Your task is to print all of the data word for word.

▶ [Materials provided]
<<<<

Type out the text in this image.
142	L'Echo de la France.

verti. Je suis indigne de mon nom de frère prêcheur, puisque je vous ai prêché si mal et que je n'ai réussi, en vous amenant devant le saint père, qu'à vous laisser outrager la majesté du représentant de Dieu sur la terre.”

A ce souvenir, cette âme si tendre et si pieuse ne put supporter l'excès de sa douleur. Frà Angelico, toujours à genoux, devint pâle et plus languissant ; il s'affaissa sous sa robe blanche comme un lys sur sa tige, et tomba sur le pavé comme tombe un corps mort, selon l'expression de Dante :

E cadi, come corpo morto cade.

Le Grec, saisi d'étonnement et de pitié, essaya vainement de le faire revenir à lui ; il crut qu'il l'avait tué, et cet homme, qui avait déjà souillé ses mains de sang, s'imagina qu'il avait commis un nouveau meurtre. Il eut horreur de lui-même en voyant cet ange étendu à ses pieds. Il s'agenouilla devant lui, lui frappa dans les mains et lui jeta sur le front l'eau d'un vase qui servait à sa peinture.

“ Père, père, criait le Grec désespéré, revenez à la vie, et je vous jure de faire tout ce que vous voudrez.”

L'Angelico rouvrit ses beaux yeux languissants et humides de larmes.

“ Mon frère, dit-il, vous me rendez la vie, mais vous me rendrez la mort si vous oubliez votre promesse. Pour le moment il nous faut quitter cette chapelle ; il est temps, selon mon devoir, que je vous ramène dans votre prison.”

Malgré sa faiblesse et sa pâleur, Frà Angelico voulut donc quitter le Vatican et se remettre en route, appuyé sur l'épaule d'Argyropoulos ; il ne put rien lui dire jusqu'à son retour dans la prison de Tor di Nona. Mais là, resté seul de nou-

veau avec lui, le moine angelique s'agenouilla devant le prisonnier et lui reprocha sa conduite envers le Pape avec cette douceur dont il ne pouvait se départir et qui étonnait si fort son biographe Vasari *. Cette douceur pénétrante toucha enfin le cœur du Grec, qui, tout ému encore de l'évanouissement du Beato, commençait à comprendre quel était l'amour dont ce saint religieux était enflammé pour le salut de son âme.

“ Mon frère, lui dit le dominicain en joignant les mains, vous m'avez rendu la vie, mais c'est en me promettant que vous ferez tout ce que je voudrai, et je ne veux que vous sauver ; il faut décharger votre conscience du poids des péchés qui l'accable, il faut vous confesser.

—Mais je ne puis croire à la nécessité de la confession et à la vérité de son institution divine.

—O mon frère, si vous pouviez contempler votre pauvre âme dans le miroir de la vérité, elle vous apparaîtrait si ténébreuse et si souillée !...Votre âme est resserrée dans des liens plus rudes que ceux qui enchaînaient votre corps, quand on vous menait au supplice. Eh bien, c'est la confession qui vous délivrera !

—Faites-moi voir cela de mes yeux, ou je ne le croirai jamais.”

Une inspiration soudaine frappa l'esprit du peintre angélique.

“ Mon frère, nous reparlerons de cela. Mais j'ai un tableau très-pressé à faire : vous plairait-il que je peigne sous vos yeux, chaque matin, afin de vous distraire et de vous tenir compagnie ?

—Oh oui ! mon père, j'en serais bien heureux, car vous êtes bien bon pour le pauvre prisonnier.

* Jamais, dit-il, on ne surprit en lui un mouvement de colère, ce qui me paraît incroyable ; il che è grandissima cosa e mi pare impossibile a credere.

>>>>

▶ [The result]
Type out the text in this image.
142	L'Echo de la France.

verti. Je suis indigne de mon nom de frère prêcheur, puisque je vous ai prêché si mal et que je n'ai réussi, en vous amenant devant le saint père, qu'à vous laisser outrager la majesté du représentant de Dieu sur la terre.”

A ce souvenir, cette âme si tendre et si pieuse ne put supporter l'excès de sa douleur. Frà Angelico, toujours à genoux, devint pâle et plus languissant ; il s'affaissa sous sa robe blanche comme un lys sur sa tige, et tomba sur le pavé comme tombe un corps mort, selon l'expression de Dante :

E cadi, come corpo morto cade.

Le Grec, saisi d'étonnement et de pitié, essaya vainement de le faire revenir à lui ; il crut qu'il l'avait tué, et cet homme, qui avait déjà souillé ses mains de sang, s'imagina qu'il avait commis un nouveau meurtre. Il eut horreur de lui-même en voyant cet ange étendu à ses pieds. Il s'agenouilla devant lui, lui frappa dans les mains et lui jeta sur le front l'eau d'un vase qui servait à sa peinture.

“ Père, père, criait le Grec désespéré, revenez à la vie, et je vous jure de faire tout ce que vous voudrez.”

L'Angelico rouvrit ses beaux yeux languissants et humides de larmes.

“ Mon frère, dit-il, vous me rendez la vie, mais vous me rendrez la mort si vous oubliez votre promesse. Pour le moment il nous faut quitter cette chapelle ; il est temps, selon mon devoir, que je vous ramène dans votre prison.”

Malgré sa faiblesse et sa pâleur, Frà Angelico voulut donc quitter le Vatican et se remettre en route, appuyé sur l'épaule d'Argyropoulos ; il ne put rien lui dire jusqu'à son retour dans la prison de Tor di Nona. Mais là, resté seul de nou-

veau avec lui, le moine angelique s'agenouilla devant le prisonnier et lui reprocha sa conduite envers le Pape avec cette douceur dont il ne pouvait se départir et qui étonnait si fort son biographe Vasari *. Cette douceur pénétrante toucha enfin le cœur du Grec, qui, tout ému encore de l'évanouissement du Beato, commençait à comprendre quel était l'amour dont ce saint religieux était enflammé pour le salut de son âme.

“ Mon frère, lui dit le dominicain en joignant les mains, vous m'avez rendu la vie, mais c'est en me promettant que vous ferez tout ce que je voudrai, et je ne veux que vous sauver ; il faut décharger votre conscience du poids des péchés qui l'accable, il faut vous confesser.

—Mais je ne puis croire à la nécessité de la confession et à la vérité de son institution divine.

—O mon frère, si vous pouviez contempler votre pauvre âme dans le miroir de la vérité, elle vous apparaîtrait si ténébreuse et si souillée !...Votre âme est resserrée dans des liens plus rudes que ceux qui enchaînaient votre corps, quand on vous menait au supplice. Eh bien, c'est la confession qui vous délivrera !

—Faites-moi voir cela de mes yeux, ou je ne le croirai jamais.”

Une inspiration soudaine frappa l'esprit du peintre angélique.

“ Mon frère, nous reparlerons de cela. Mais j'ai un tableau très-pressé à faire : vous plairait-il que je peigne sous vos yeux, chaque matin, afin de vous distraire et de vous tenir compagnie ?

—Oh oui ! mon père, j'en serais bien heureux, car vous êtes bien bon pour le pauvre prisonnier.

* Jamais, dit-il, on ne surprit en lui un mouvement de colère, ce qui me paraît incroyable ; il che è grandissima cosa e mi pare impossibile a credere.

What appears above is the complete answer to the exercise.